Task brief » Copy every line of the records below that holds the word "acumulada".

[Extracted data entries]
━━━━━━━━━━━━━━━━━━━━

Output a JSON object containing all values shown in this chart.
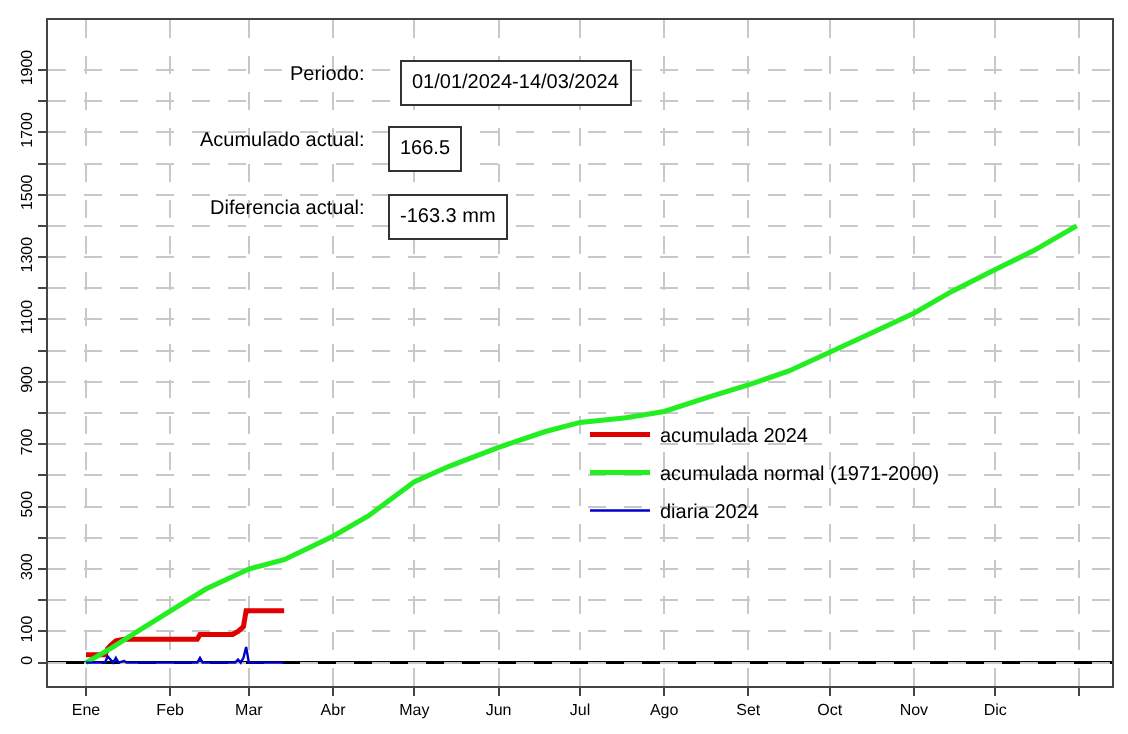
{
  "chart_data": {
    "type": "line",
    "xlim": [
      "2023-12-18",
      "2025-01-13"
    ],
    "xticks": [
      {
        "value": "2024-01-01",
        "label": "Ene"
      },
      {
        "value": "2024-02-01",
        "label": "Feb"
      },
      {
        "value": "2024-03-01",
        "label": "Mar"
      },
      {
        "value": "2024-04-01",
        "label": "Abr"
      },
      {
        "value": "2024-05-01",
        "label": "May"
      },
      {
        "value": "2024-06-01",
        "label": "Jun"
      },
      {
        "value": "2024-07-01",
        "label": "Jul"
      },
      {
        "value": "2024-08-01",
        "label": "Ago"
      },
      {
        "value": "2024-09-01",
        "label": "Set"
      },
      {
        "value": "2024-10-01",
        "label": "Oct"
      },
      {
        "value": "2024-11-01",
        "label": "Nov"
      },
      {
        "value": "2024-12-01",
        "label": "Dic"
      },
      {
        "value": "2025-01-01",
        "label": null
      }
    ],
    "ylim": [
      -75,
      2060
    ],
    "yticks": [
      0,
      100,
      {
        "value": 200,
        "label": null
      },
      300,
      {
        "value": 400,
        "label": null
      },
      500,
      {
        "value": 600,
        "label": null
      },
      700,
      {
        "value": 800,
        "label": null
      },
      900,
      {
        "value": 1000,
        "label": null
      },
      1100,
      {
        "value": 1200,
        "label": null
      },
      1300,
      {
        "value": 1400,
        "label": null
      },
      1500,
      {
        "value": 1600,
        "label": null
      },
      1700,
      {
        "value": 1800,
        "label": null
      },
      1900
    ],
    "grid": true,
    "legend": "bottom center",
    "line_style": "solid",
    "marker": "none",
    "ref_lines": [
      {
        "axis": "y",
        "value": 0,
        "color": "#000000"
      }
    ],
    "annotations": [
      "Periodo:",
      "01/01/2024-14/03/2024",
      "Acumulado actual:",
      "166.5",
      "Diferencia actual:",
      "-163.3 mm"
    ],
    "series": [
      {
        "name": "acumulada 2024",
        "color": "#e00000",
        "x": [
          "2024-01-01",
          "2024-01-08",
          "2024-01-09",
          "2024-01-10",
          "2024-01-12",
          "2024-01-15",
          "2024-02-11",
          "2024-02-12",
          "2024-02-24",
          "2024-02-26",
          "2024-02-28",
          "2024-02-29",
          "2024-03-14"
        ],
        "values": [
          25,
          25,
          45,
          55,
          70,
          75,
          75,
          90,
          90,
          100,
          115,
          166.5,
          166.5
        ]
      },
      {
        "name": "acumulada normal (1971-2000)",
        "color": "#22ee22",
        "x": [
          "2024-01-01",
          "2024-01-10",
          "2024-01-20",
          "2024-02-01",
          "2024-02-14",
          "2024-03-01",
          "2024-03-14",
          "2024-04-01",
          "2024-04-14",
          "2024-05-01",
          "2024-05-14",
          "2024-06-01",
          "2024-06-18",
          "2024-07-01",
          "2024-07-18",
          "2024-08-01",
          "2024-08-17",
          "2024-09-01",
          "2024-09-16",
          "2024-10-01",
          "2024-10-16",
          "2024-11-01",
          "2024-11-15",
          "2024-12-01",
          "2024-12-15",
          "2024-12-31"
        ],
        "values": [
          0,
          45,
          100,
          165,
          235,
          300,
          330,
          405,
          470,
          580,
          630,
          690,
          740,
          770,
          785,
          805,
          850,
          890,
          935,
          995,
          1055,
          1120,
          1190,
          1260,
          1320,
          1400
        ]
      },
      {
        "name": "diaria 2024",
        "color": "#0000cc",
        "x": [
          "2024-01-01",
          "2024-01-08",
          "2024-01-09",
          "2024-01-10",
          "2024-01-11",
          "2024-01-12",
          "2024-01-13",
          "2024-01-15",
          "2024-01-16",
          "2024-02-11",
          "2024-02-12",
          "2024-02-13",
          "2024-02-25",
          "2024-02-26",
          "2024-02-27",
          "2024-02-28",
          "2024-02-29",
          "2024-03-01",
          "2024-03-14"
        ],
        "values": [
          0,
          0,
          20,
          10,
          0,
          15,
          0,
          5,
          0,
          0,
          15,
          0,
          0,
          10,
          0,
          15,
          50,
          0,
          0
        ]
      }
    ]
  }
}
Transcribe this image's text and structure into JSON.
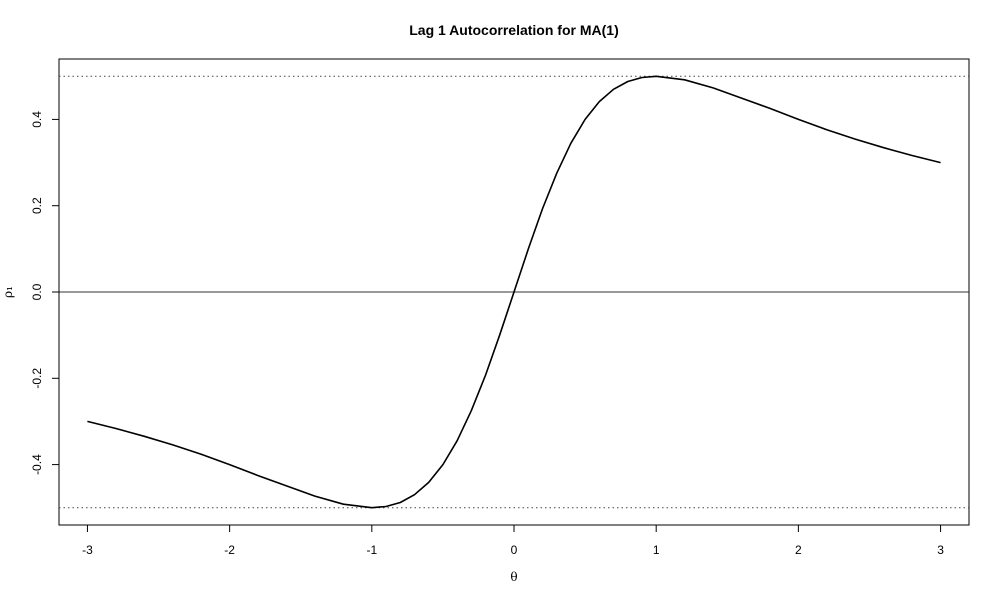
{
  "chart_data": {
    "type": "line",
    "title": "Lag 1 Autocorrelation for MA(1)",
    "xlabel": "θ",
    "ylabel": "ρ₁",
    "xlim": [
      -3.2,
      3.2
    ],
    "ylim": [
      -0.54,
      0.54
    ],
    "xticks": [
      -3,
      -2,
      -1,
      0,
      1,
      2,
      3
    ],
    "xtick_labels": [
      "-3",
      "-2",
      "-1",
      "0",
      "1",
      "2",
      "3"
    ],
    "yticks": [
      -0.4,
      -0.2,
      0.0,
      0.2,
      0.4
    ],
    "ytick_labels": [
      "-0.4",
      "-0.2",
      "0.0",
      "0.2",
      "0.4"
    ],
    "reference_lines": [
      {
        "y": 0.5,
        "style": "dotted"
      },
      {
        "y": -0.5,
        "style": "dotted"
      },
      {
        "y": 0,
        "style": "solid"
      }
    ],
    "series": [
      {
        "x": [
          -3.0,
          -2.8,
          -2.6,
          -2.4,
          -2.2,
          -2.0,
          -1.8,
          -1.6,
          -1.4,
          -1.2,
          -1.0,
          -0.9,
          -0.8,
          -0.7,
          -0.6,
          -0.5,
          -0.4,
          -0.3,
          -0.2,
          -0.1,
          0.0,
          0.1,
          0.2,
          0.3,
          0.4,
          0.5,
          0.6,
          0.7,
          0.8,
          0.9,
          1.0,
          1.2,
          1.4,
          1.6,
          1.8,
          2.0,
          2.2,
          2.4,
          2.6,
          2.8,
          3.0
        ],
        "y": [
          -0.3,
          -0.3164,
          -0.3344,
          -0.3543,
          -0.3761,
          -0.4,
          -0.4255,
          -0.4494,
          -0.473,
          -0.4918,
          -0.5,
          -0.4972,
          -0.4878,
          -0.4698,
          -0.4412,
          -0.4,
          -0.3448,
          -0.2752,
          -0.1923,
          -0.099,
          0.0,
          0.099,
          0.1923,
          0.2752,
          0.3448,
          0.4,
          0.4412,
          0.4698,
          0.4878,
          0.4972,
          0.5,
          0.4918,
          0.473,
          0.4494,
          0.4255,
          0.4,
          0.3761,
          0.3543,
          0.3344,
          0.3164,
          0.3
        ]
      }
    ]
  }
}
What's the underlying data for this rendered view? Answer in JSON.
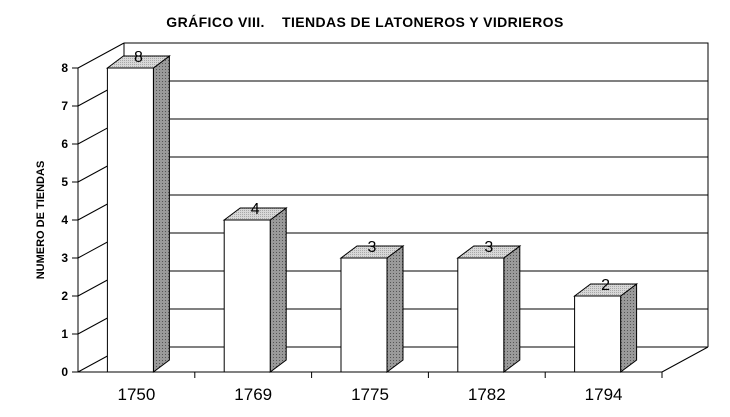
{
  "chart_data": {
    "type": "bar",
    "title": "GRÁFICO VIII.    TIENDAS DE LATONEROS Y VIDRIEROS",
    "xlabel": "",
    "ylabel": "NUMERO DE TIENDAS",
    "categories": [
      "1750",
      "1769",
      "1775",
      "1782",
      "1794"
    ],
    "values": [
      8,
      4,
      3,
      3,
      2
    ],
    "data_labels": [
      "8",
      "4",
      "3",
      "3",
      "2"
    ],
    "y_ticks": [
      "0",
      "1",
      "2",
      "3",
      "4",
      "5",
      "6",
      "7",
      "8"
    ],
    "ylim": [
      0,
      8
    ],
    "grid": true,
    "style": "3d-column",
    "colors": {
      "bar_front": "#ffffff",
      "bar_top": "#c8c8c8",
      "bar_side": "#8a8a8a",
      "grid": "#000000"
    }
  }
}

━━━━━━━━━━━━━━━━━━━━

Exercise result »
        "name": "acumulada 2024",
        "name": "acumulada normal (1971-2000)",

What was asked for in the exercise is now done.